WORK TO COMPLETE: Please retype the data in full and exactly; the pictures are not part of the copy.

____________

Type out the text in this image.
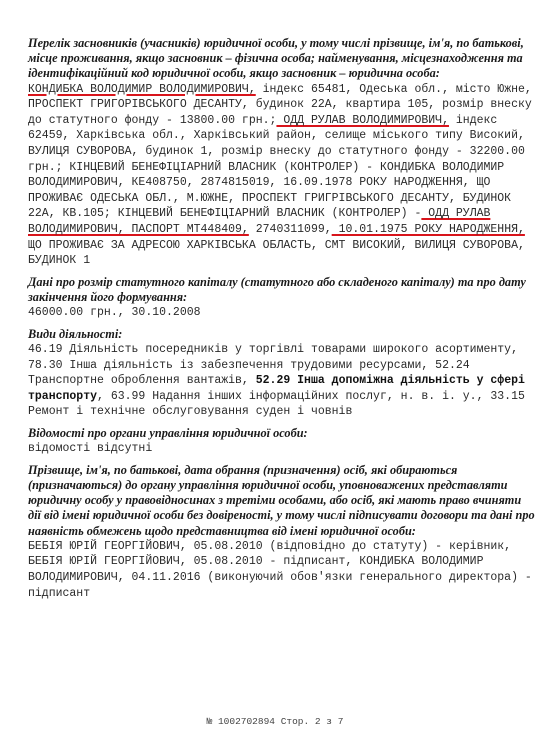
Перелік засновників (учасників) юридичної особи, у тому числі прізвище, ім'я, по батькові, місце проживання, якщо засновник – фізична особа; найменування, місцезнаходження та ідентифікаційний код юридичної особи, якщо засновник – юридична особа:
КОНДИБКА ВОЛОДИМИР ВОЛОДИМИРОВИЧ, індекс 65481, Одеська обл., місто Южне, ПРОСПЕКТ ГРИГОРІВСЬКОГО ДЕСАНТУ, будинок 22А, квартира 105, розмір внеску до статутного фонду - 13800.00 грн.; ОДД РУЛАВ ВОЛОДИМИРОВИЧ, індекс 62459, Харківська обл., Харківський район, селище міського типу Високий, ВУЛИЦЯ СУВОРОВА, будинок 1, розмір внеску до статутного фонду - 32200.00 грн.; КІНЦЕВИЙ БЕНЕФІЦІАРНИЙ ВЛАСНИК (КОНТРОЛЕР) - КОНДИБКА ВОЛОДИМИР ВОЛОДИМИРОВИЧ, КЕ408750, 2874815019, 16.09.1978 РОКУ НАРОДЖЕННЯ, ЩО ПРОЖИВАЄ ОДЕСЬКА ОБЛ., М.ЮЖНЕ, ПРОСПЕКТ ГРИГРІВСЬКОГО ДЕСАНТУ, БУДИНОК 22А, КВ.105; КІНЦЕВИЙ БЕНЕФІЦІАРНИЙ ВЛАСНИК (КОНТРОЛЕР) - ОДД РУЛАВ ВОЛОДИМИРОВИЧ, ПАСПОРТ МТ448409, 2740311099, 10.01.1975 РОКУ НАРОДЖЕННЯ, ЩО ПРОЖИВАЄ ЗА АДРЕСОЮ ХАРКІВСЬКА ОБЛАСТЬ, СМТ ВИСОКИЙ, ВИЛИЦЯ СУВОРОВА, БУДИНОК 1
Дані про розмір статутного капіталу (статутного або складеного капіталу) та про дату закінчення його формування:
46000.00 грн., 30.10.2008
Види діяльності:
46.19 Діяльність посередників у торгівлі товарами широкого асортименту, 78.30 Інша діяльність із забезпечення трудовими ресурсами, 52.24 Транспортне оброблення вантажів, 52.29 Інша допоміжна діяльність у сфері транспорту, 63.99 Надання інших інформаційних послуг, н. в. і. у., 33.15 Ремонт і технічне обслуговування суден і човнів
Відомості про органи управління юридичної особи:
відомості відсутні
Прізвище, ім'я, по батькові, дата обрання (призначення) осіб, які обираються (призначаються) до органу управління юридичної особи, уповноважених представляти юридичну особу у правовідносинах з третіми особами, або осіб, які мають право вчиняти дії від імені юридичної особи без довіреності, у тому числі підписувати договори та дані про наявність обмежень щодо представництва від імені юридичної особи:
БЕБІЯ ЮРІЙ ГЕОРГІЙОВИЧ, 05.08.2010 (відповідно до статуту) - керівник, БЕБІЯ ЮРІЙ ГЕОРГІЙОВИЧ, 05.08.2010 - підписант, КОНДИБКА ВОЛОДИМИР ВОЛОДИМИРОВИЧ, 04.11.2016 (виконуючий обов'язки генерального директора) - підписант
№ 1002702894 Стор. 2 з 7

____________

PROBLEM SOLUTION:
Type out the text in this image.
Перелік засновників (учасників) юридичної особи, у тому числі прізвище, ім'я, по батькові, місце проживання, якщо засновник – фізична особа; найменування, місцезнаходження та ідентифікаційний код юридичної особи, якщо засновник – юридична особа:
КОНДИБКА ВОЛОДИМИР ВОЛОДИМИРОВИЧ, індекс 65481, Одеська обл., місто Южне, ПРОСПЕКТ ГРИГОРІВСЬКОГО ДЕСАНТУ, будинок 22А, квартира 105, розмір внеску до статутного фонду - 13800.00 грн.; ОДД РУЛАВ ВОЛОДИМИРОВИЧ, індекс 62459, Харківська обл., Харківський район, селище міського типу Високий, ВУЛИЦЯ СУВОРОВА, будинок 1, розмір внеску до статутного фонду - 32200.00 грн.; КІНЦЕВИЙ БЕНЕФІЦІАРНИЙ ВЛАСНИК (КОНТРОЛЕР) - КОНДИБКА ВОЛОДИМИР ВОЛОДИМИРОВИЧ, КЕ408750, 2874815019, 16.09.1978 РОКУ НАРОДЖЕННЯ, ЩО ПРОЖИВАЄ ОДЕСЬКА ОБЛ., М.ЮЖНЕ, ПРОСПЕКТ ГРИГРІВСЬКОГО ДЕСАНТУ, БУДИНОК 22А, КВ.105; КІНЦЕВИЙ БЕНЕФІЦІАРНИЙ ВЛАСНИК (КОНТРОЛЕР) - ОДД РУЛАВ ВОЛОДИМИРОВИЧ, ПАСПОРТ МТ448409, 2740311099, 10.01.1975 РОКУ НАРОДЖЕННЯ, ЩО ПРОЖИВАЄ ЗА АДРЕСОЮ ХАРКІВСЬКА ОБЛАСТЬ, СМТ ВИСОКИЙ, ВИЛИЦЯ СУВОРОВА, БУДИНОК 1
Дані про розмір статутного капіталу (статутного або складеного капіталу) та про дату закінчення його формування:
46000.00 грн., 30.10.2008
Види діяльності:
46.19 Діяльність посередників у торгівлі товарами широкого асортименту, 78.30 Інша діяльність із забезпечення трудовими ресурсами, 52.24 Транспортне оброблення вантажів, 52.29 Інша допоміжна діяльність у сфері транспорту, 63.99 Надання інших інформаційних послуг, н. в. і. у., 33.15 Ремонт і технічне обслуговування суден і човнів
Відомості про органи управління юридичної особи:
відомості відсутні
Прізвище, ім'я, по батькові, дата обрання (призначення) осіб, які обираються (призначаються) до органу управління юридичної особи, уповноважених представляти юридичну особу у правовідносинах з третіми особами, або осіб, які мають право вчиняти дії від імені юридичної особи без довіреності, у тому числі підписувати договори та дані про наявність обмежень щодо представництва від імені юридичної особи:
БЕБІЯ ЮРІЙ ГЕОРГІЙОВИЧ, 05.08.2010 (відповідно до статуту) - керівник, БЕБІЯ ЮРІЙ ГЕОРГІЙОВИЧ, 05.08.2010 - підписант, КОНДИБКА ВОЛОДИМИР ВОЛОДИМИРОВИЧ, 04.11.2016 (виконуючий обов'язки генерального директора) - підписант
№ 1002702894 Стор. 2 з 7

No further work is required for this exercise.